[Stored data]
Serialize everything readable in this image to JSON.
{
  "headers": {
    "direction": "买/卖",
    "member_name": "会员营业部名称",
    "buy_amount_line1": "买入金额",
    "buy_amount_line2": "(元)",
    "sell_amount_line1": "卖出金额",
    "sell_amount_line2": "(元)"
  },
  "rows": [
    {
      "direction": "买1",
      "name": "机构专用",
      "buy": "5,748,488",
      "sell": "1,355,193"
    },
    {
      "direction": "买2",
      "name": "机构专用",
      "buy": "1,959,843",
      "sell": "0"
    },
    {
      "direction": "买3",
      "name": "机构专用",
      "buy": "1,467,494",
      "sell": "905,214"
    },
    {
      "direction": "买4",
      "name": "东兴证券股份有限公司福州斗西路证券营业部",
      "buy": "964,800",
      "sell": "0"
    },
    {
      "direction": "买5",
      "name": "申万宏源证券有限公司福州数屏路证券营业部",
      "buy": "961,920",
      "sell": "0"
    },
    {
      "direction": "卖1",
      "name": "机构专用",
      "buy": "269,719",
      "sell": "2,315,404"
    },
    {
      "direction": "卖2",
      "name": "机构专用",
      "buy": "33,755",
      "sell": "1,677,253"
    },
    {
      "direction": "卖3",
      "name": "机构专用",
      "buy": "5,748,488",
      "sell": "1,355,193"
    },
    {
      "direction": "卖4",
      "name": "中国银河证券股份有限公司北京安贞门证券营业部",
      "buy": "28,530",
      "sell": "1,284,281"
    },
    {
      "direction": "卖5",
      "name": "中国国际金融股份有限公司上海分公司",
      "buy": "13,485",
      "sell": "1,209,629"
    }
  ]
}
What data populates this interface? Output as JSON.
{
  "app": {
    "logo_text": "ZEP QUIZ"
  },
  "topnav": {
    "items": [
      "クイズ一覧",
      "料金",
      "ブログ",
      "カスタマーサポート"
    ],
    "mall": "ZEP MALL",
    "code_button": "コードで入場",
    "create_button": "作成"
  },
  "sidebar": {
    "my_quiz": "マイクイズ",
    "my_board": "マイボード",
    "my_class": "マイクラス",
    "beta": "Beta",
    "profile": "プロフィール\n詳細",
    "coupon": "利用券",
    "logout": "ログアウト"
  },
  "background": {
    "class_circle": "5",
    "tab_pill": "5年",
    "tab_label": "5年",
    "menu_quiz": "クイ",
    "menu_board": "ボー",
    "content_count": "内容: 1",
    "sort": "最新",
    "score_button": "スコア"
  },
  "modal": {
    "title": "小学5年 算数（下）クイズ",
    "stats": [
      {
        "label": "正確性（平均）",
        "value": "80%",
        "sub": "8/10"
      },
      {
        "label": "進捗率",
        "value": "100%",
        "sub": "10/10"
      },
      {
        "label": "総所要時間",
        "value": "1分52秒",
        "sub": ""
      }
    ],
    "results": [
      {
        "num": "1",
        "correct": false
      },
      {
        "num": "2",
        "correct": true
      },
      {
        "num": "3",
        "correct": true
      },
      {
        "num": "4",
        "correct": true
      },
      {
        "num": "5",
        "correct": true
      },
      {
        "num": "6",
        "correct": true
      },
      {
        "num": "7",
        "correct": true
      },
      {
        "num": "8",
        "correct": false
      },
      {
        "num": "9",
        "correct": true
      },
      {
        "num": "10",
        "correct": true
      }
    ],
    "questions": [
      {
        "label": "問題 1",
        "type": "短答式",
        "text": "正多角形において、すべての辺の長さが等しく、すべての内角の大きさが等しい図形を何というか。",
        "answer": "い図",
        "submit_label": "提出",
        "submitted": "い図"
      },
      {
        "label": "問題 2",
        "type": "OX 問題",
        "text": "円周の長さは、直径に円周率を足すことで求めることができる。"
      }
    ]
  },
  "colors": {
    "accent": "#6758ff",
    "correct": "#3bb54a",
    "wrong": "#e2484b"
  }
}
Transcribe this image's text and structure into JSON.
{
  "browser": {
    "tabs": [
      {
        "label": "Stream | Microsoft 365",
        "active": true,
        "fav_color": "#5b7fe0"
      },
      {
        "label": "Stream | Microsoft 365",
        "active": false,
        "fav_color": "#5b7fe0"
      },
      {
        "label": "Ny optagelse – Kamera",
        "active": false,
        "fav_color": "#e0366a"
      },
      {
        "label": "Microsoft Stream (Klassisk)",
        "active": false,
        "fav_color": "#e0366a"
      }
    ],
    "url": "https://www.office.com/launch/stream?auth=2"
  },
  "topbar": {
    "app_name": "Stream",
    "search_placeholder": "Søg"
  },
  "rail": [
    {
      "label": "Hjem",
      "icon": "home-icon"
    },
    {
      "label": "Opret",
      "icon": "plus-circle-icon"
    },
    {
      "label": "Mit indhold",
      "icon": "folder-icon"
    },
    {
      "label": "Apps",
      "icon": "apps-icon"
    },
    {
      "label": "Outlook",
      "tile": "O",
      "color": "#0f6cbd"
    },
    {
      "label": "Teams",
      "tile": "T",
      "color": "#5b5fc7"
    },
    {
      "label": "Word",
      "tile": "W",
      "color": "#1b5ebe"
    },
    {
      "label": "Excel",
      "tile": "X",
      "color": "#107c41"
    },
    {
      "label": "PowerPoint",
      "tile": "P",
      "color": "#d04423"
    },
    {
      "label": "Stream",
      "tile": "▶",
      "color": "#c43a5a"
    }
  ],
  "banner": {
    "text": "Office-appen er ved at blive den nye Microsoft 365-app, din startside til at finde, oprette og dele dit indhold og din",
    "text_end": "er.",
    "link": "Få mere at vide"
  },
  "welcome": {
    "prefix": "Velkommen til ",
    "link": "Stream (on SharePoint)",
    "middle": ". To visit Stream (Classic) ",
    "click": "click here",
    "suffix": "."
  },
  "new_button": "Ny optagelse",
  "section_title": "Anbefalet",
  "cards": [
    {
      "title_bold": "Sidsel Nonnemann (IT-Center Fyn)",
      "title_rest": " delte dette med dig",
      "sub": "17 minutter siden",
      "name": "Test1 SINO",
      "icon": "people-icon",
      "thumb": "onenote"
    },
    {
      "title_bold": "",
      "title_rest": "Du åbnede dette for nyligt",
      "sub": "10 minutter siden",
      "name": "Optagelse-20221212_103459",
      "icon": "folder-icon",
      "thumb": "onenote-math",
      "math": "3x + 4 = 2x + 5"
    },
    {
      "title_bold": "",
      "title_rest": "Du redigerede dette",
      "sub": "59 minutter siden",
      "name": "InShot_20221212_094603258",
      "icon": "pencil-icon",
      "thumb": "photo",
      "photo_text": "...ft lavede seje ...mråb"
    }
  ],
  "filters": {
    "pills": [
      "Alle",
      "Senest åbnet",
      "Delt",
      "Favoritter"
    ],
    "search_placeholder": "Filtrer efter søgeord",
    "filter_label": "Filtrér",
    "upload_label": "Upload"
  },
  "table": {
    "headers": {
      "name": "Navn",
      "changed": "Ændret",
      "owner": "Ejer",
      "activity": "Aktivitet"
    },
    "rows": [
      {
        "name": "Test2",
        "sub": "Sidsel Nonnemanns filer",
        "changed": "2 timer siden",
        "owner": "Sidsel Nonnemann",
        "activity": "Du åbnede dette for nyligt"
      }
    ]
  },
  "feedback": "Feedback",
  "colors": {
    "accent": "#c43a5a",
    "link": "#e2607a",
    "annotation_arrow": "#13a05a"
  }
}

▶ **Exercise**
Repeat all the records. Match each line exactly.

▶ **Response for this exercise**
Serialize everything readable in this image to JSON.
{
  "headers": {
    "direction": "买/卖",
    "member_name": "会员营业部名称",
    "buy_amount_line1": "买入金额",
    "buy_amount_line2": "(元)",
    "sell_amount_line1": "卖出金额",
    "sell_amount_line2": "(元)"
  },
  "rows": [
    {
      "direction": "买1",
      "name": "机构专用",
      "buy": "5,748,488",
      "sell": "1,355,193"
    },
    {
      "direction": "买2",
      "name": "机构专用",
      "buy": "1,959,843",
      "sell": "0"
    },
    {
      "direction": "买3",
      "name": "机构专用",
      "buy": "1,467,494",
      "sell": "905,214"
    },
    {
      "direction": "买4",
      "name": "东兴证券股份有限公司福州斗西路证券营业部",
      "buy": "964,800",
      "sell": "0"
    },
    {
      "direction": "买5",
      "name": "申万宏源证券有限公司福州数屏路证券营业部",
      "buy": "961,920",
      "sell": "0"
    },
    {
      "direction": "卖1",
      "name": "机构专用",
      "buy": "269,719",
      "sell": "2,315,404"
    },
    {
      "direction": "卖2",
      "name": "机构专用",
      "buy": "33,755",
      "sell": "1,677,253"
    },
    {
      "direction": "卖3",
      "name": "机构专用",
      "buy": "5,748,488",
      "sell": "1,355,193"
    },
    {
      "direction": "卖4",
      "name": "中国银河证券股份有限公司北京安贞门证券营业部",
      "buy": "28,530",
      "sell": "1,284,281"
    },
    {
      "direction": "卖5",
      "name": "中国国际金融股份有限公司上海分公司",
      "buy": "13,485",
      "sell": "1,209,629"
    }
  ]
}
What data populates this interface? Output as JSON.
{
  "app": {
    "logo_text": "ZEP QUIZ"
  },
  "topnav": {
    "items": [
      "クイズ一覧",
      "料金",
      "ブログ",
      "カスタマーサポート"
    ],
    "mall": "ZEP MALL",
    "code_button": "コードで入場",
    "create_button": "作成"
  },
  "sidebar": {
    "my_quiz": "マイクイズ",
    "my_board": "マイボード",
    "my_class": "マイクラス",
    "beta": "Beta",
    "profile": "プロフィール\n詳細",
    "coupon": "利用券",
    "logout": "ログアウト"
  },
  "background": {
    "class_circle": "5",
    "tab_pill": "5年",
    "tab_label": "5年",
    "menu_quiz": "クイ",
    "menu_board": "ボー",
    "content_count": "内容: 1",
    "sort": "最新",
    "score_button": "スコア"
  },
  "modal": {
    "title": "小学5年 算数（下）クイズ",
    "stats": [
      {
        "label": "正確性（平均）",
        "value": "80%",
        "sub": "8/10"
      },
      {
        "label": "進捗率",
        "value": "100%",
        "sub": "10/10"
      },
      {
        "label": "総所要時間",
        "value": "1分52秒",
        "sub": ""
      }
    ],
    "results": [
      {
        "num": "1",
        "correct": false
      },
      {
        "num": "2",
        "correct": true
      },
      {
        "num": "3",
        "correct": true
      },
      {
        "num": "4",
        "correct": true
      },
      {
        "num": "5",
        "correct": true
      },
      {
        "num": "6",
        "correct": true
      },
      {
        "num": "7",
        "correct": true
      },
      {
        "num": "8",
        "correct": false
      },
      {
        "num": "9",
        "correct": true
      },
      {
        "num": "10",
        "correct": true
      }
    ],
    "questions": [
      {
        "label": "問題 1",
        "type": "短答式",
        "text": "正多角形において、すべての辺の長さが等しく、すべての内角の大きさが等しい図形を何というか。",
        "answer": "い図",
        "submit_label": "提出",
        "submitted": "い図"
      },
      {
        "label": "問題 2",
        "type": "OX 問題",
        "text": "円周の長さは、直径に円周率を足すことで求めることができる。"
      }
    ]
  },
  "colors": {
    "accent": "#6758ff",
    "correct": "#3bb54a",
    "wrong": "#e2484b"
  }
}
Transcribe this image's text and structure into JSON.
{
  "browser": {
    "tabs": [
      {
        "label": "Stream | Microsoft 365",
        "active": true,
        "fav_color": "#5b7fe0"
      },
      {
        "label": "Stream | Microsoft 365",
        "active": false,
        "fav_color": "#5b7fe0"
      },
      {
        "label": "Ny optagelse – Kamera",
        "active": false,
        "fav_color": "#e0366a"
      },
      {
        "label": "Microsoft Stream (Klassisk)",
        "active": false,
        "fav_color": "#e0366a"
      }
    ],
    "url": "https://www.office.com/launch/stream?auth=2"
  },
  "topbar": {
    "app_name": "Stream",
    "search_placeholder": "Søg"
  },
  "rail": [
    {
      "label": "Hjem",
      "icon": "home-icon"
    },
    {
      "label": "Opret",
      "icon": "plus-circle-icon"
    },
    {
      "label": "Mit indhold",
      "icon": "folder-icon"
    },
    {
      "label": "Apps",
      "icon": "apps-icon"
    },
    {
      "label": "Outlook",
      "tile": "O",
      "color": "#0f6cbd"
    },
    {
      "label": "Teams",
      "tile": "T",
      "color": "#5b5fc7"
    },
    {
      "label": "Word",
      "tile": "W",
      "color": "#1b5ebe"
    },
    {
      "label": "Excel",
      "tile": "X",
      "color": "#107c41"
    },
    {
      "label": "PowerPoint",
      "tile": "P",
      "color": "#d04423"
    },
    {
      "label": "Stream",
      "tile": "▶",
      "color": "#c43a5a"
    }
  ],
  "banner": {
    "text": "Office-appen er ved at blive den nye Microsoft 365-app, din startside til at finde, oprette og dele dit indhold og din",
    "text_end": "er.",
    "link": "Få mere at vide"
  },
  "welcome": {
    "prefix": "Velkommen til ",
    "link": "Stream (on SharePoint)",
    "middle": ". To visit Stream (Classic) ",
    "click": "click here",
    "suffix": "."
  },
  "new_button": "Ny optagelse",
  "section_title": "Anbefalet",
  "cards": [
    {
      "title_bold": "Sidsel Nonnemann (IT-Center Fyn)",
      "title_rest": " delte dette med dig",
      "sub": "17 minutter siden",
      "name": "Test1 SINO",
      "icon": "people-icon",
      "thumb": "onenote"
    },
    {
      "title_bold": "",
      "title_rest": "Du åbnede dette for nyligt",
      "sub": "10 minutter siden",
      "name": "Optagelse-20221212_103459",
      "icon": "folder-icon",
      "thumb": "onenote-math",
      "math": "3x + 4 = 2x + 5"
    },
    {
      "title_bold": "",
      "title_rest": "Du redigerede dette",
      "sub": "59 minutter siden",
      "name": "InShot_20221212_094603258",
      "icon": "pencil-icon",
      "thumb": "photo",
      "photo_text": "...ft lavede seje ...mråb"
    }
  ],
  "filters": {
    "pills": [
      "Alle",
      "Senest åbnet",
      "Delt",
      "Favoritter"
    ],
    "search_placeholder": "Filtrer efter søgeord",
    "filter_label": "Filtrér",
    "upload_label": "Upload"
  },
  "table": {
    "headers": {
      "name": "Navn",
      "changed": "Ændret",
      "owner": "Ejer",
      "activity": "Aktivitet"
    },
    "rows": [
      {
        "name": "Test2",
        "sub": "Sidsel Nonnemanns filer",
        "changed": "2 timer siden",
        "owner": "Sidsel Nonnemann",
        "activity": "Du åbnede dette for nyligt"
      }
    ]
  },
  "feedback": "Feedback",
  "colors": {
    "accent": "#c43a5a",
    "link": "#e2607a",
    "annotation_arrow": "#13a05a"
  }
}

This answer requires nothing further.